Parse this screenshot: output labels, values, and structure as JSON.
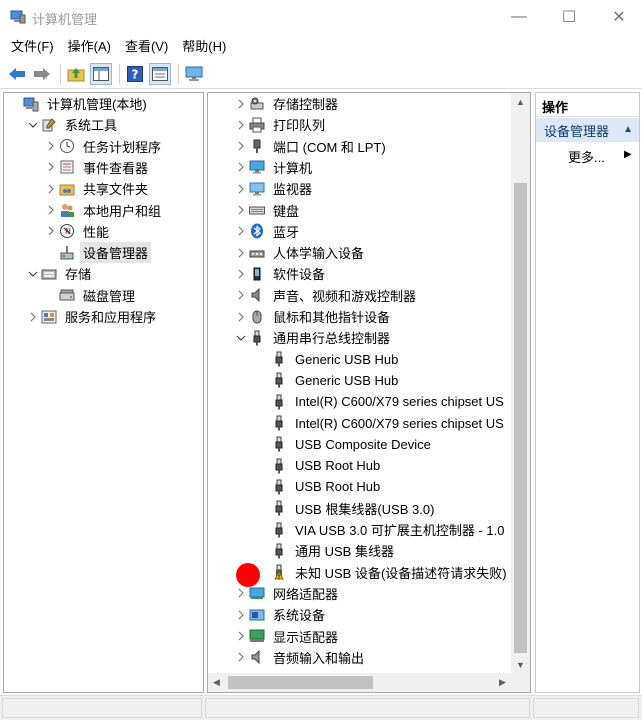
{
  "window": {
    "title": "计算机管理",
    "controls": {
      "minimize": "—",
      "maximize": "☐",
      "close": "✕"
    }
  },
  "menu": [
    "文件(F)",
    "操作(A)",
    "查看(V)",
    "帮助(H)"
  ],
  "toolbar": [
    "back-icon",
    "forward-icon",
    "up-folder-icon",
    "show-tree-icon",
    "help-icon",
    "properties-icon",
    "monitor-icon"
  ],
  "left_tree": [
    {
      "label": "计算机管理(本地)",
      "icon": "computer-management-icon",
      "expand": "",
      "indent": 0
    },
    {
      "label": "系统工具",
      "icon": "system-tools-icon",
      "expand": "open",
      "indent": 1
    },
    {
      "label": "任务计划程序",
      "icon": "task-scheduler-icon",
      "expand": "closed",
      "indent": 2
    },
    {
      "label": "事件查看器",
      "icon": "event-viewer-icon",
      "expand": "closed",
      "indent": 2
    },
    {
      "label": "共享文件夹",
      "icon": "shared-folder-icon",
      "expand": "closed",
      "indent": 2
    },
    {
      "label": "本地用户和组",
      "icon": "local-users-icon",
      "expand": "closed",
      "indent": 2
    },
    {
      "label": "性能",
      "icon": "performance-icon",
      "expand": "closed",
      "indent": 2
    },
    {
      "label": "设备管理器",
      "icon": "device-manager-icon",
      "expand": "",
      "indent": 2,
      "selected": true
    },
    {
      "label": "存储",
      "icon": "storage-icon",
      "expand": "open",
      "indent": 1
    },
    {
      "label": "磁盘管理",
      "icon": "disk-management-icon",
      "expand": "",
      "indent": 2
    },
    {
      "label": "服务和应用程序",
      "icon": "services-apps-icon",
      "expand": "closed",
      "indent": 1
    }
  ],
  "device_tree": [
    {
      "label": "存储控制器",
      "icon": "storage-controller-icon",
      "expand": "closed",
      "indent": 0
    },
    {
      "label": "打印队列",
      "icon": "printer-icon",
      "expand": "closed",
      "indent": 0
    },
    {
      "label": "端口 (COM 和 LPT)",
      "icon": "port-icon",
      "expand": "closed",
      "indent": 0
    },
    {
      "label": "计算机",
      "icon": "computer-icon",
      "expand": "closed",
      "indent": 0
    },
    {
      "label": "监视器",
      "icon": "monitor-icon",
      "expand": "closed",
      "indent": 0
    },
    {
      "label": "键盘",
      "icon": "keyboard-icon",
      "expand": "closed",
      "indent": 0
    },
    {
      "label": "蓝牙",
      "icon": "bluetooth-icon",
      "expand": "closed",
      "indent": 0
    },
    {
      "label": "人体学输入设备",
      "icon": "hid-icon",
      "expand": "closed",
      "indent": 0
    },
    {
      "label": "软件设备",
      "icon": "software-device-icon",
      "expand": "closed",
      "indent": 0
    },
    {
      "label": "声音、视频和游戏控制器",
      "icon": "sound-icon",
      "expand": "closed",
      "indent": 0
    },
    {
      "label": "鼠标和其他指针设备",
      "icon": "mouse-icon",
      "expand": "closed",
      "indent": 0
    },
    {
      "label": "通用串行总线控制器",
      "icon": "usb-icon",
      "expand": "open",
      "indent": 0
    },
    {
      "label": "Generic USB Hub",
      "icon": "usb-icon",
      "expand": "",
      "indent": 1
    },
    {
      "label": "Generic USB Hub",
      "icon": "usb-icon",
      "expand": "",
      "indent": 1
    },
    {
      "label": "Intel(R) C600/X79 series chipset US",
      "icon": "usb-icon",
      "expand": "",
      "indent": 1
    },
    {
      "label": "Intel(R) C600/X79 series chipset US",
      "icon": "usb-icon",
      "expand": "",
      "indent": 1
    },
    {
      "label": "USB Composite Device",
      "icon": "usb-icon",
      "expand": "",
      "indent": 1
    },
    {
      "label": "USB Root Hub",
      "icon": "usb-icon",
      "expand": "",
      "indent": 1
    },
    {
      "label": "USB Root Hub",
      "icon": "usb-icon",
      "expand": "",
      "indent": 1
    },
    {
      "label": "USB 根集线器(USB 3.0)",
      "icon": "usb-icon",
      "expand": "",
      "indent": 1
    },
    {
      "label": "VIA USB 3.0 可扩展主机控制器 - 1.0",
      "icon": "usb-icon",
      "expand": "",
      "indent": 1
    },
    {
      "label": "通用 USB 集线器",
      "icon": "usb-icon",
      "expand": "",
      "indent": 1
    },
    {
      "label": "未知 USB 设备(设备描述符请求失败)",
      "icon": "warning-icon",
      "expand": "",
      "indent": 1
    },
    {
      "label": "网络适配器",
      "icon": "network-adapter-icon",
      "expand": "closed",
      "indent": 0
    },
    {
      "label": "系统设备",
      "icon": "system-device-icon",
      "expand": "closed",
      "indent": 0
    },
    {
      "label": "显示适配器",
      "icon": "display-adapter-icon",
      "expand": "closed",
      "indent": 0
    },
    {
      "label": "音频输入和输出",
      "icon": "audio-icon",
      "expand": "closed",
      "indent": 0
    }
  ],
  "actions": {
    "header": "操作",
    "section": "设备管理器",
    "more": "更多..."
  },
  "colors": {
    "red_marker": "#ff0000",
    "selection": "#e5e5e5",
    "actions_section": "#dce9f5"
  }
}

_Aim:_ Working from the material above, transcribe it exactly while omitting pictures.

_Full response:_
Parse this screenshot: output labels, values, and structure as JSON.
{
  "window": {
    "title": "计算机管理",
    "controls": {
      "minimize": "—",
      "maximize": "☐",
      "close": "✕"
    }
  },
  "menu": [
    "文件(F)",
    "操作(A)",
    "查看(V)",
    "帮助(H)"
  ],
  "toolbar": [
    "back-icon",
    "forward-icon",
    "up-folder-icon",
    "show-tree-icon",
    "help-icon",
    "properties-icon",
    "monitor-icon"
  ],
  "left_tree": [
    {
      "label": "计算机管理(本地)",
      "icon": "computer-management-icon",
      "expand": "",
      "indent": 0
    },
    {
      "label": "系统工具",
      "icon": "system-tools-icon",
      "expand": "open",
      "indent": 1
    },
    {
      "label": "任务计划程序",
      "icon": "task-scheduler-icon",
      "expand": "closed",
      "indent": 2
    },
    {
      "label": "事件查看器",
      "icon": "event-viewer-icon",
      "expand": "closed",
      "indent": 2
    },
    {
      "label": "共享文件夹",
      "icon": "shared-folder-icon",
      "expand": "closed",
      "indent": 2
    },
    {
      "label": "本地用户和组",
      "icon": "local-users-icon",
      "expand": "closed",
      "indent": 2
    },
    {
      "label": "性能",
      "icon": "performance-icon",
      "expand": "closed",
      "indent": 2
    },
    {
      "label": "设备管理器",
      "icon": "device-manager-icon",
      "expand": "",
      "indent": 2,
      "selected": true
    },
    {
      "label": "存储",
      "icon": "storage-icon",
      "expand": "open",
      "indent": 1
    },
    {
      "label": "磁盘管理",
      "icon": "disk-management-icon",
      "expand": "",
      "indent": 2
    },
    {
      "label": "服务和应用程序",
      "icon": "services-apps-icon",
      "expand": "closed",
      "indent": 1
    }
  ],
  "device_tree": [
    {
      "label": "存储控制器",
      "icon": "storage-controller-icon",
      "expand": "closed",
      "indent": 0
    },
    {
      "label": "打印队列",
      "icon": "printer-icon",
      "expand": "closed",
      "indent": 0
    },
    {
      "label": "端口 (COM 和 LPT)",
      "icon": "port-icon",
      "expand": "closed",
      "indent": 0
    },
    {
      "label": "计算机",
      "icon": "computer-icon",
      "expand": "closed",
      "indent": 0
    },
    {
      "label": "监视器",
      "icon": "monitor-icon",
      "expand": "closed",
      "indent": 0
    },
    {
      "label": "键盘",
      "icon": "keyboard-icon",
      "expand": "closed",
      "indent": 0
    },
    {
      "label": "蓝牙",
      "icon": "bluetooth-icon",
      "expand": "closed",
      "indent": 0
    },
    {
      "label": "人体学输入设备",
      "icon": "hid-icon",
      "expand": "closed",
      "indent": 0
    },
    {
      "label": "软件设备",
      "icon": "software-device-icon",
      "expand": "closed",
      "indent": 0
    },
    {
      "label": "声音、视频和游戏控制器",
      "icon": "sound-icon",
      "expand": "closed",
      "indent": 0
    },
    {
      "label": "鼠标和其他指针设备",
      "icon": "mouse-icon",
      "expand": "closed",
      "indent": 0
    },
    {
      "label": "通用串行总线控制器",
      "icon": "usb-icon",
      "expand": "open",
      "indent": 0
    },
    {
      "label": "Generic USB Hub",
      "icon": "usb-icon",
      "expand": "",
      "indent": 1
    },
    {
      "label": "Generic USB Hub",
      "icon": "usb-icon",
      "expand": "",
      "indent": 1
    },
    {
      "label": "Intel(R) C600/X79 series chipset US",
      "icon": "usb-icon",
      "expand": "",
      "indent": 1
    },
    {
      "label": "Intel(R) C600/X79 series chipset US",
      "icon": "usb-icon",
      "expand": "",
      "indent": 1
    },
    {
      "label": "USB Composite Device",
      "icon": "usb-icon",
      "expand": "",
      "indent": 1
    },
    {
      "label": "USB Root Hub",
      "icon": "usb-icon",
      "expand": "",
      "indent": 1
    },
    {
      "label": "USB Root Hub",
      "icon": "usb-icon",
      "expand": "",
      "indent": 1
    },
    {
      "label": "USB 根集线器(USB 3.0)",
      "icon": "usb-icon",
      "expand": "",
      "indent": 1
    },
    {
      "label": "VIA USB 3.0 可扩展主机控制器 - 1.0",
      "icon": "usb-icon",
      "expand": "",
      "indent": 1
    },
    {
      "label": "通用 USB 集线器",
      "icon": "usb-icon",
      "expand": "",
      "indent": 1
    },
    {
      "label": "未知 USB 设备(设备描述符请求失败)",
      "icon": "warning-icon",
      "expand": "",
      "indent": 1
    },
    {
      "label": "网络适配器",
      "icon": "network-adapter-icon",
      "expand": "closed",
      "indent": 0
    },
    {
      "label": "系统设备",
      "icon": "system-device-icon",
      "expand": "closed",
      "indent": 0
    },
    {
      "label": "显示适配器",
      "icon": "display-adapter-icon",
      "expand": "closed",
      "indent": 0
    },
    {
      "label": "音频输入和输出",
      "icon": "audio-icon",
      "expand": "closed",
      "indent": 0
    }
  ],
  "actions": {
    "header": "操作",
    "section": "设备管理器",
    "more": "更多..."
  },
  "colors": {
    "red_marker": "#ff0000",
    "selection": "#e5e5e5",
    "actions_section": "#dce9f5"
  }
}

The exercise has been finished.